* _Recorded data_
______________________________

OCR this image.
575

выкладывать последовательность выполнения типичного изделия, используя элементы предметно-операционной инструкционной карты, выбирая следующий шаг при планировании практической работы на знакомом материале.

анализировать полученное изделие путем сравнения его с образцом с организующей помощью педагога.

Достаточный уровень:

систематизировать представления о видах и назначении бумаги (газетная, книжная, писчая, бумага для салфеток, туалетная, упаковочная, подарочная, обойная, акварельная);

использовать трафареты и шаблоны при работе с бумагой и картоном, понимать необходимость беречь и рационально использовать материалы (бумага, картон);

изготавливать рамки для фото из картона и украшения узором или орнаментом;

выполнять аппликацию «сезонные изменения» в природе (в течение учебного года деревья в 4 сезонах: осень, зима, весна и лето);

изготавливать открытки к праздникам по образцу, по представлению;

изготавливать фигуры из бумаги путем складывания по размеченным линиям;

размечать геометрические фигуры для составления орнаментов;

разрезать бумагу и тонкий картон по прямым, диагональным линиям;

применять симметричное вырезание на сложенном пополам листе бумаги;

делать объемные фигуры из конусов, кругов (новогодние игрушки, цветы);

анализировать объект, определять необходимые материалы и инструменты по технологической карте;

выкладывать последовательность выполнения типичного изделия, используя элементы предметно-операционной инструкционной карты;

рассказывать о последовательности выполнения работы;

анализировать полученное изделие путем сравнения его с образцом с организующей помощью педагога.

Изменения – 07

______________________________

Return every line containing "карты".

* _Exercise answer_
выкладывать последовательность выполнения типичного изделия, используя элементы предметно-операционной инструкционной карты, выбирая следующий шаг при планировании практической работы на знакомом материале.
выкладывать последовательность выполнения типичного изделия, используя элементы предметно-операционной инструкционной карты;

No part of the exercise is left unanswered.